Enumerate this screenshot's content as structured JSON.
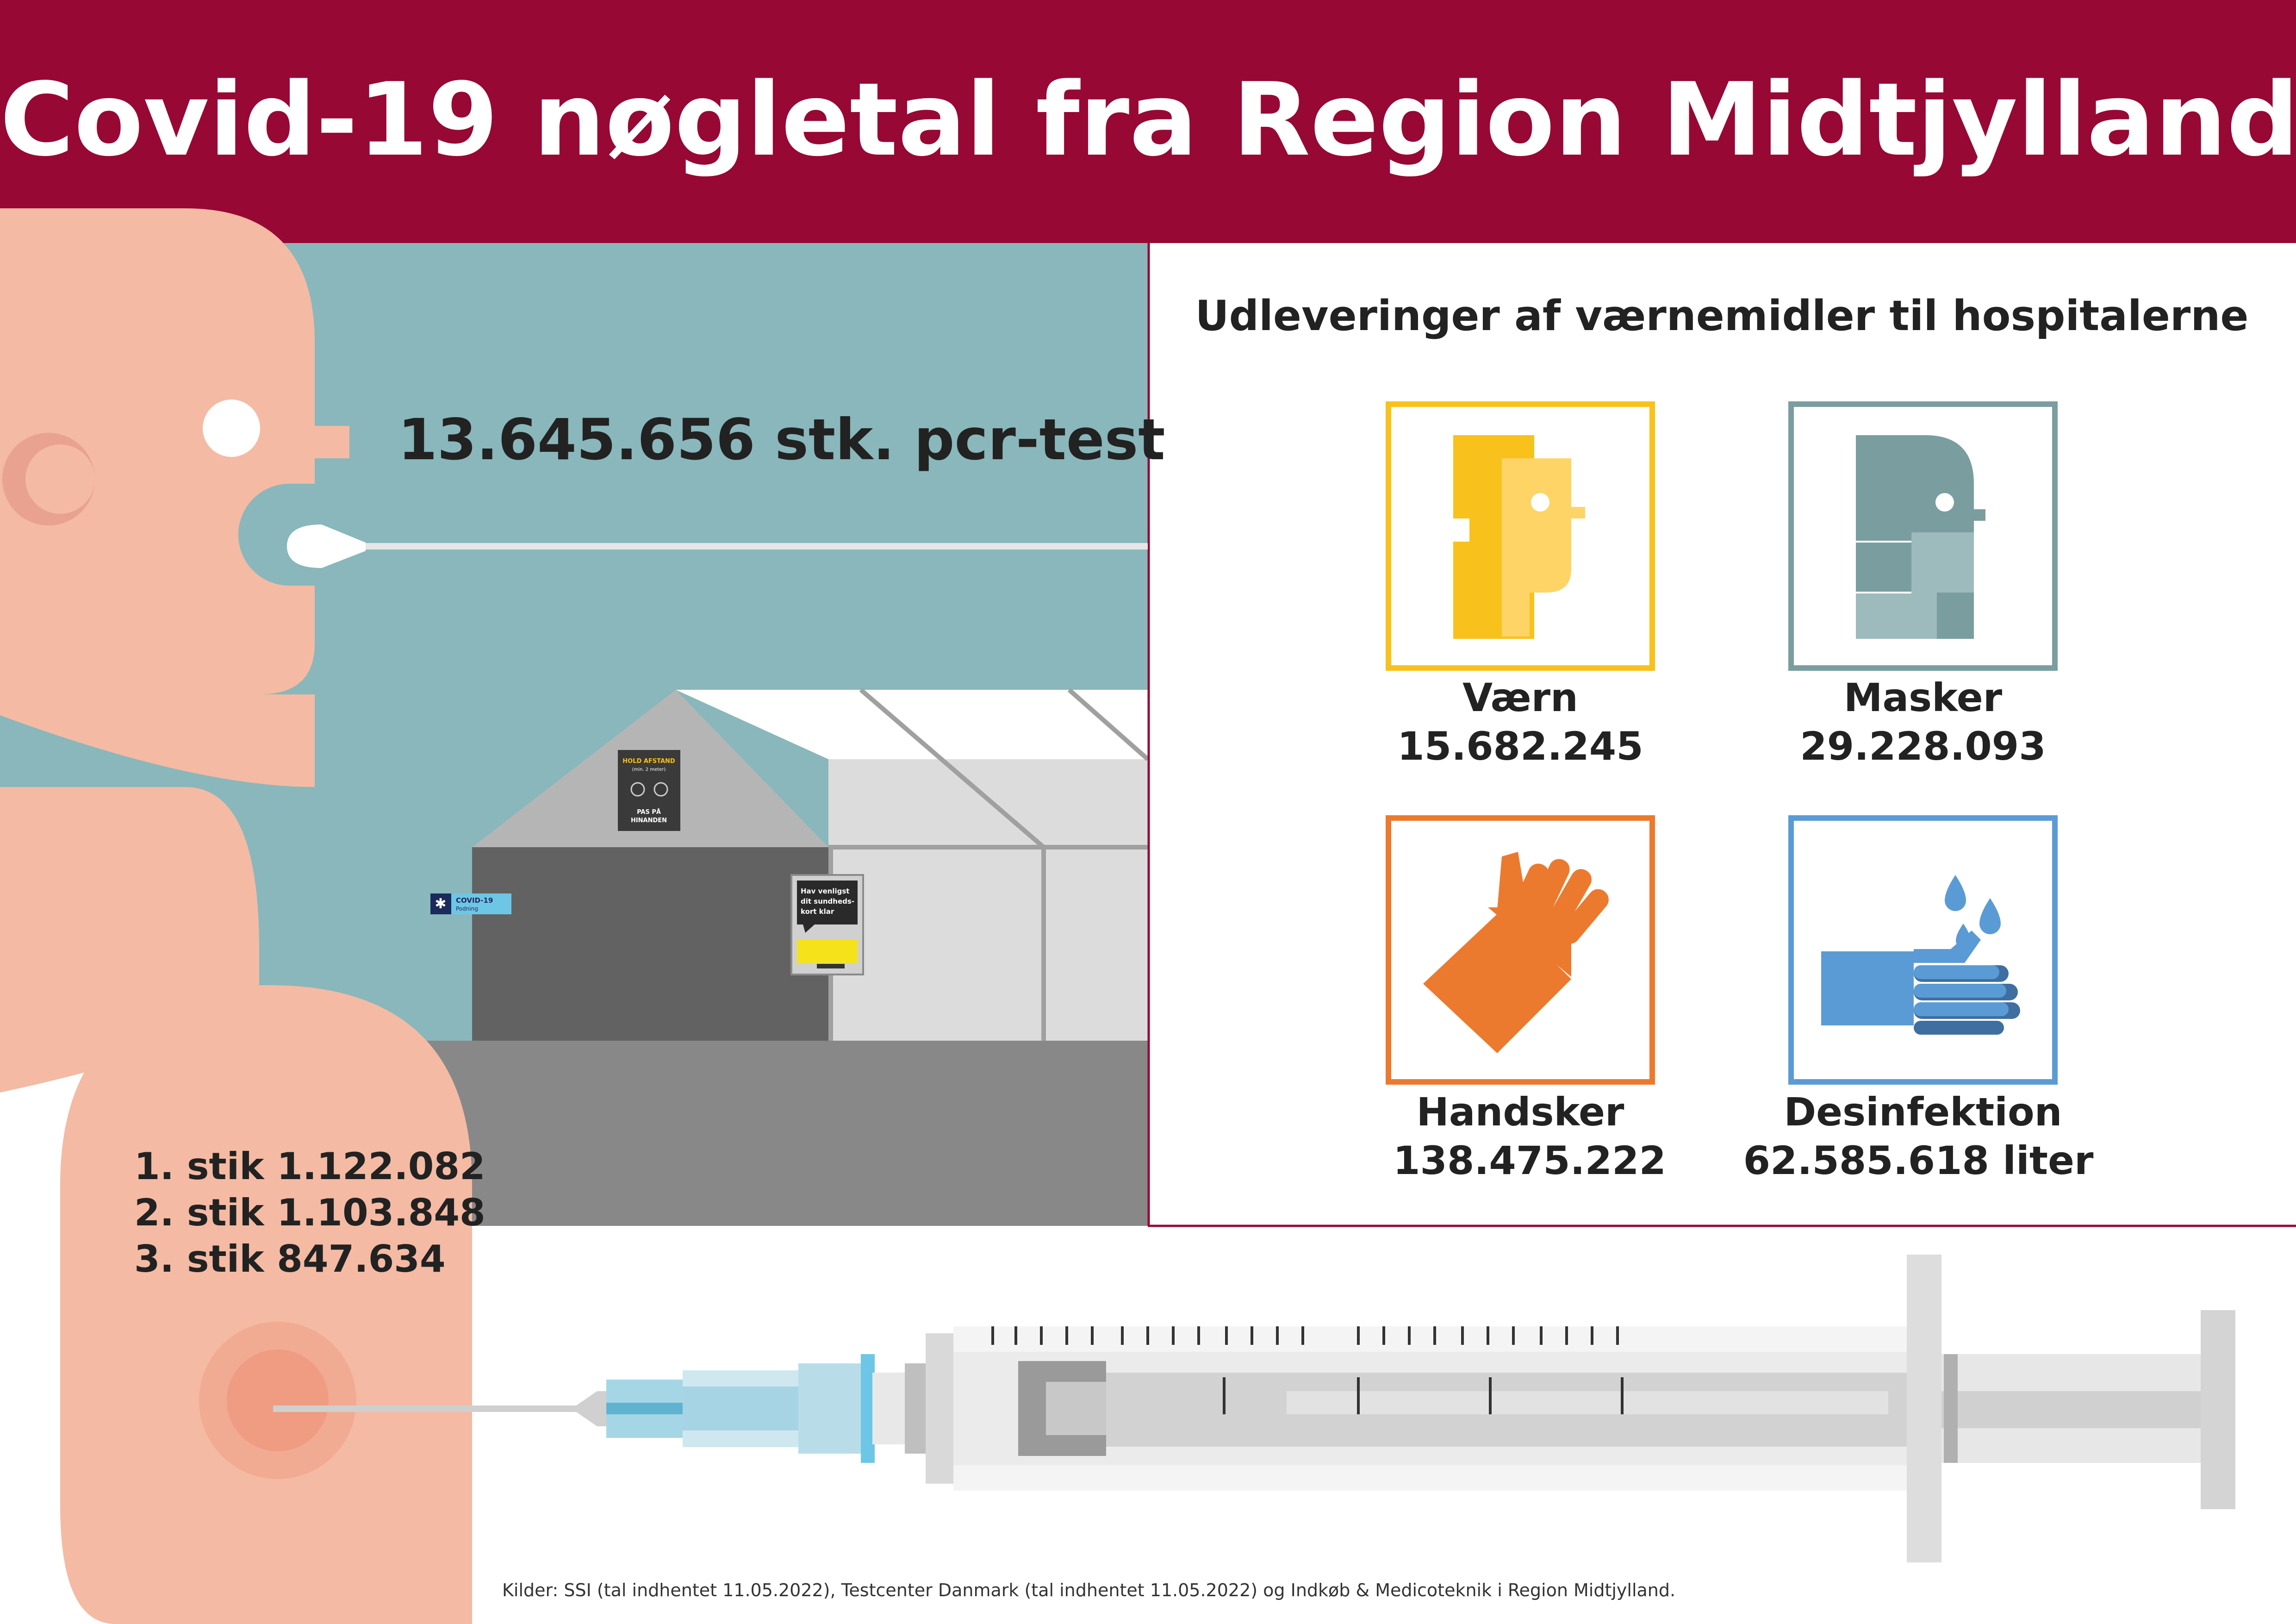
{
  "header": {
    "title": "Covid-19 nøgletal fra Region Midtjylland",
    "color": "#970835"
  },
  "pcr": {
    "text": "13.645.656 stk. pcr-test"
  },
  "tent": {
    "sign_distance": [
      "HOLD AFSTAND",
      "(min. 2 meter)",
      "PAS PÅ",
      "HINANDEN"
    ],
    "sign_testing": [
      "COVID-19",
      "Podning"
    ],
    "sign_card": [
      "Hav venligst",
      "dit sundheds-",
      "kort klar"
    ]
  },
  "ppe": {
    "title": "Udleveringer af værnemidler til hospitalerne",
    "items": [
      {
        "name": "Værn",
        "value": "15.682.245",
        "color": "#f9c11c",
        "icon": "face-shield-icon"
      },
      {
        "name": "Masker",
        "value": "29.228.093",
        "color": "#7a9da0",
        "icon": "face-mask-icon"
      },
      {
        "name": "Handsker",
        "value": "138.475.222",
        "color": "#ec7a2e",
        "icon": "glove-icon"
      },
      {
        "name": "Desinfektion",
        "value": "62.585.618 liter",
        "color": "#5b9bd5",
        "icon": "hand-sanitizer-icon"
      }
    ]
  },
  "vaccines": {
    "doses": [
      {
        "dose": "1. stik",
        "count": "1.122.082"
      },
      {
        "dose": "2. stik",
        "count": "1.103.848"
      },
      {
        "dose": "3. stik",
        "count": "847.634"
      }
    ]
  },
  "footer": {
    "sources": "Kilder: SSI (tal indhentet 11.05.2022), Testcenter Danmark (tal indhentet 11.05.2022) og Indkøb & Medicoteknik i Region Midtjylland."
  }
}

########################################

- **THE EXERCISE**
Find each line with the string "count" and copy it out.

- **FULL RESPONSE**
        "count": "1.122.082"
        "count": "1.103.848"
        "count": "847.634"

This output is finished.